» **Your instructions**: Where a line holds "content", copy it.

[START Given entries]

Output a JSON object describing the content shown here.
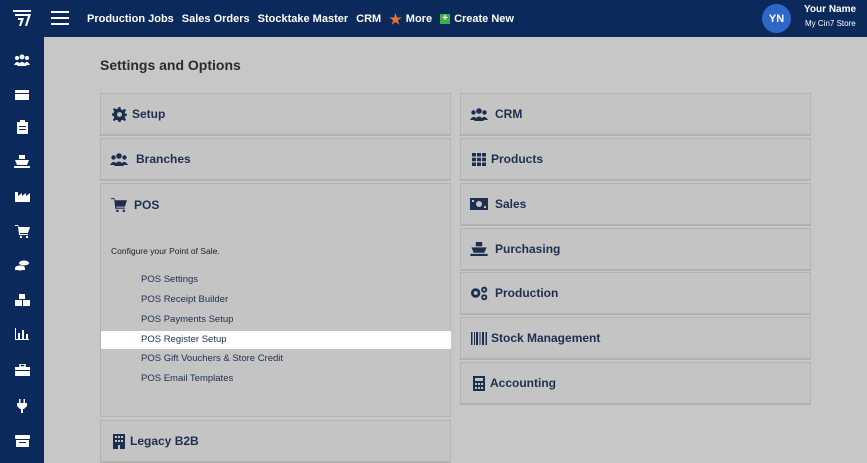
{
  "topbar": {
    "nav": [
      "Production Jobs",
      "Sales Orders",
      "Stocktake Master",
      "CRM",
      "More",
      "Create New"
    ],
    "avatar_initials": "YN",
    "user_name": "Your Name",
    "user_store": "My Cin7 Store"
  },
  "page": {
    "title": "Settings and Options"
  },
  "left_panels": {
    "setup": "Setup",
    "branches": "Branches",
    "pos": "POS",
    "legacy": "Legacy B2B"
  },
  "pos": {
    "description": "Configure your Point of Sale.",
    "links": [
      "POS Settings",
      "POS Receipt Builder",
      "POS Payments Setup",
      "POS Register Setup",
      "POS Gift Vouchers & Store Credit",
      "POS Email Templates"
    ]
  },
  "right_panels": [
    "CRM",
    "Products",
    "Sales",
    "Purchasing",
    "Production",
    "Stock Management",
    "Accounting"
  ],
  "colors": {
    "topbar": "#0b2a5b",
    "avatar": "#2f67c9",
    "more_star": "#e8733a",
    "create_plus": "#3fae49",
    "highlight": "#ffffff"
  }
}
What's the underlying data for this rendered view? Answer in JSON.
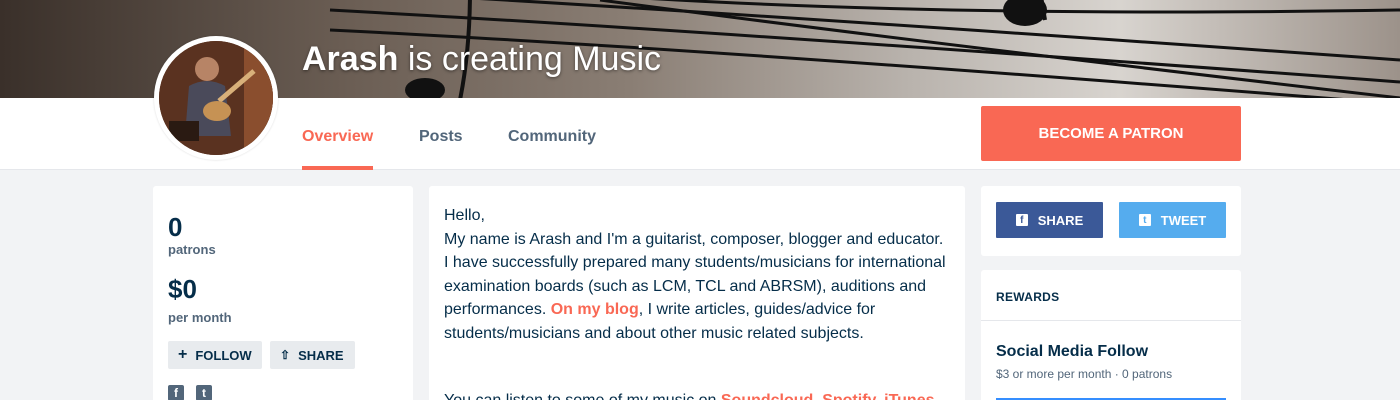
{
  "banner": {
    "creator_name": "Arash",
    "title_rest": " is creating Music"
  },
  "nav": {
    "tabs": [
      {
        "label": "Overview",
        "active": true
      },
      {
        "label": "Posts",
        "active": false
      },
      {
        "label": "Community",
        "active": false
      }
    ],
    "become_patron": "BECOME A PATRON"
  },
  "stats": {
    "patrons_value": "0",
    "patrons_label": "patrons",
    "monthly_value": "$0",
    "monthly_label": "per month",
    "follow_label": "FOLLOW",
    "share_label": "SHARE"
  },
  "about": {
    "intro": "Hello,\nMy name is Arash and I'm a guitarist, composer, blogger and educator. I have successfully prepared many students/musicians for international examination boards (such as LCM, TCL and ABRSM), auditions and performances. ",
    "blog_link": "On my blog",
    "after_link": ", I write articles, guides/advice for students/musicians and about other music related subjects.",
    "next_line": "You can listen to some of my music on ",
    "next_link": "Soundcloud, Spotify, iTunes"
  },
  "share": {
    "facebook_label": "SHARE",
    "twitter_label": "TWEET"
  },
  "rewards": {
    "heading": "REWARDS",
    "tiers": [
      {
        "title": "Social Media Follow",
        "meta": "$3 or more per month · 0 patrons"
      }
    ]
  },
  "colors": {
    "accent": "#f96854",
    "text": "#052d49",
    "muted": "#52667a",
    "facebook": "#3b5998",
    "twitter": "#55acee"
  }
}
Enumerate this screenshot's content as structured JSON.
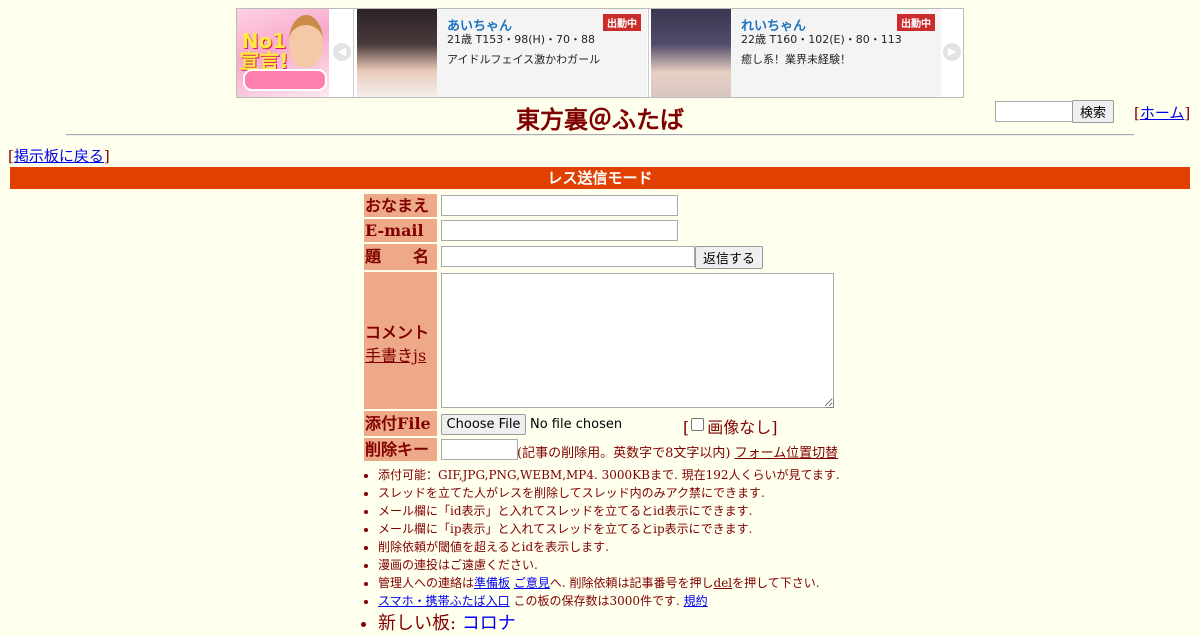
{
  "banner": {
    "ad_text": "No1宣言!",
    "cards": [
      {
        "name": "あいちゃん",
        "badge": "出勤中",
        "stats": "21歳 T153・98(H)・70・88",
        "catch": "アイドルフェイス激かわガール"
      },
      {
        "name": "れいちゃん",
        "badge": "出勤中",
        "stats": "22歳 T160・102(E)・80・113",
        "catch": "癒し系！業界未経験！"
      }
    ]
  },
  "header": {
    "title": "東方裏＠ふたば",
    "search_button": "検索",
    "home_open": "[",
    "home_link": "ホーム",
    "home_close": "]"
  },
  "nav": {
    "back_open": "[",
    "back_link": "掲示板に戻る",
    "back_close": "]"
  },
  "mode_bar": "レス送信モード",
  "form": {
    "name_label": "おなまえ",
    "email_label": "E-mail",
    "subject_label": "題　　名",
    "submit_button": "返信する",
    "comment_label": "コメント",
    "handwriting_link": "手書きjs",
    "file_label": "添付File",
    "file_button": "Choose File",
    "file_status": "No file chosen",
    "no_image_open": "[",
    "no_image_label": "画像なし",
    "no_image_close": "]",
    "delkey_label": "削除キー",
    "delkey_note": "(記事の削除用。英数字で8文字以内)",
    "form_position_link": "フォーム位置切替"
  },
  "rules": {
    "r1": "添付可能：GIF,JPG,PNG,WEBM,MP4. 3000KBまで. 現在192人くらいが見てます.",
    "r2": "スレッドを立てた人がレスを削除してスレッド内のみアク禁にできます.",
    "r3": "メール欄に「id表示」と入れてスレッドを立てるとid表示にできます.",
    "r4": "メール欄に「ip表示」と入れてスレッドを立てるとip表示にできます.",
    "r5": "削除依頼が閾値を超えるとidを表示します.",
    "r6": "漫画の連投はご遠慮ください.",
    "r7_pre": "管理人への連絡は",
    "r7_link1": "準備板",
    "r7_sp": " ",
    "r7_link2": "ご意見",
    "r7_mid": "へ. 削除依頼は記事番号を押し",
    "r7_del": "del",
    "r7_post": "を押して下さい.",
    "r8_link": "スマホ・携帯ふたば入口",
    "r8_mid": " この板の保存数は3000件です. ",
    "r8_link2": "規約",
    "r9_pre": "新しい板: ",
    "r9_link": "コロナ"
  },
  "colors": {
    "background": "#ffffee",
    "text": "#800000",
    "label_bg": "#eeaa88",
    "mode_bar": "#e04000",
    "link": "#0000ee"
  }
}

[END Given entries]
[START Given entries]

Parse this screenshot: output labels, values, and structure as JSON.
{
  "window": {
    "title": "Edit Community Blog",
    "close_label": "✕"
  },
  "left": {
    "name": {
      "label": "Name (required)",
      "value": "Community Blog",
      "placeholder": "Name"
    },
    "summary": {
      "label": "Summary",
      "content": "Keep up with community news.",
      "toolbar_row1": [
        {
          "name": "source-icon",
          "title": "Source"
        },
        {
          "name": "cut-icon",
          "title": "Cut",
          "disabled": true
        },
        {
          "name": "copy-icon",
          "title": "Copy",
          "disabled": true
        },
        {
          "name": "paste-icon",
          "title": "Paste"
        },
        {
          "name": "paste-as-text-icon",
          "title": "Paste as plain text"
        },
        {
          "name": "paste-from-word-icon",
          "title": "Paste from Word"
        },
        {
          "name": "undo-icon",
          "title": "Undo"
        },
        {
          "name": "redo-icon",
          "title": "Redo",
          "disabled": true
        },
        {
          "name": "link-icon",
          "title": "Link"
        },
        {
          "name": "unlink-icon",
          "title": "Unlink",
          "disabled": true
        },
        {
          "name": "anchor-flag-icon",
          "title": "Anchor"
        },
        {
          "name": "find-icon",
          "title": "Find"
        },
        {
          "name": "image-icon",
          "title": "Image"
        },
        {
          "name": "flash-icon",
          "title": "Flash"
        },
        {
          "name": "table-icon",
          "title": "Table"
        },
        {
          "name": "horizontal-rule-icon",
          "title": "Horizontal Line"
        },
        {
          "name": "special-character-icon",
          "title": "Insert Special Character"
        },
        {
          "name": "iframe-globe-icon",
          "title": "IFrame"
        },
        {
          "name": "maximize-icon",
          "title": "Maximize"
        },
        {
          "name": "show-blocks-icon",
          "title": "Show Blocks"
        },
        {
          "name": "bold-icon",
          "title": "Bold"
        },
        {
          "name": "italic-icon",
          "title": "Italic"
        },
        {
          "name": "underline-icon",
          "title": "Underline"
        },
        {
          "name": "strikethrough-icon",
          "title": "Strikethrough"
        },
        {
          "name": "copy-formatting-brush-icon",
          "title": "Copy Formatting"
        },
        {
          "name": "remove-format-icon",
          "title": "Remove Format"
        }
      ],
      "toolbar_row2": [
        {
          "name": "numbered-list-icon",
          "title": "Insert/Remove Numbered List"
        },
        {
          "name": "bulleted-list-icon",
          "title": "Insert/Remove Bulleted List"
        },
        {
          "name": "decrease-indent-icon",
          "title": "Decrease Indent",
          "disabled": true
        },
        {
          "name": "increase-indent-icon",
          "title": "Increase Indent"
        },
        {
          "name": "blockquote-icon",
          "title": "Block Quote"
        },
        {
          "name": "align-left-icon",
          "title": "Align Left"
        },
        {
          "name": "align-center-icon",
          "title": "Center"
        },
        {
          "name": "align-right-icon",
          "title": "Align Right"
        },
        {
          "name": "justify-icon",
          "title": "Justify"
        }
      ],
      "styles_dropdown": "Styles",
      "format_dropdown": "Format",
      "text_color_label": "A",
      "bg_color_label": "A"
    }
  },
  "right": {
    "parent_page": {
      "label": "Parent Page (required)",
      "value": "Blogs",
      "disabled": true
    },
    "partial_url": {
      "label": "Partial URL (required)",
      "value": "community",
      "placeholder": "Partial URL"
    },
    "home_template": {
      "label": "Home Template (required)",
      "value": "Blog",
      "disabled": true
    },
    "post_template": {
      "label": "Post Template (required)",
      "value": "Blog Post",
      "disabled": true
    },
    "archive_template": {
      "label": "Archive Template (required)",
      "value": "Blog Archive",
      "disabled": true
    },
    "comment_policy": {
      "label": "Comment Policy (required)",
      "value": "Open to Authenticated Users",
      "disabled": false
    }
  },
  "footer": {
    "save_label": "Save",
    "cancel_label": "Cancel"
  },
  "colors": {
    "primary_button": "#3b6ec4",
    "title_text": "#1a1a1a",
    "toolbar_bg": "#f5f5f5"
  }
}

[END Given entries]

» **Worked solution**:
Output a JSON object describing the content shown here.
Enumerate this screenshot's content as structured JSON.
      "content": "Keep up with community news.",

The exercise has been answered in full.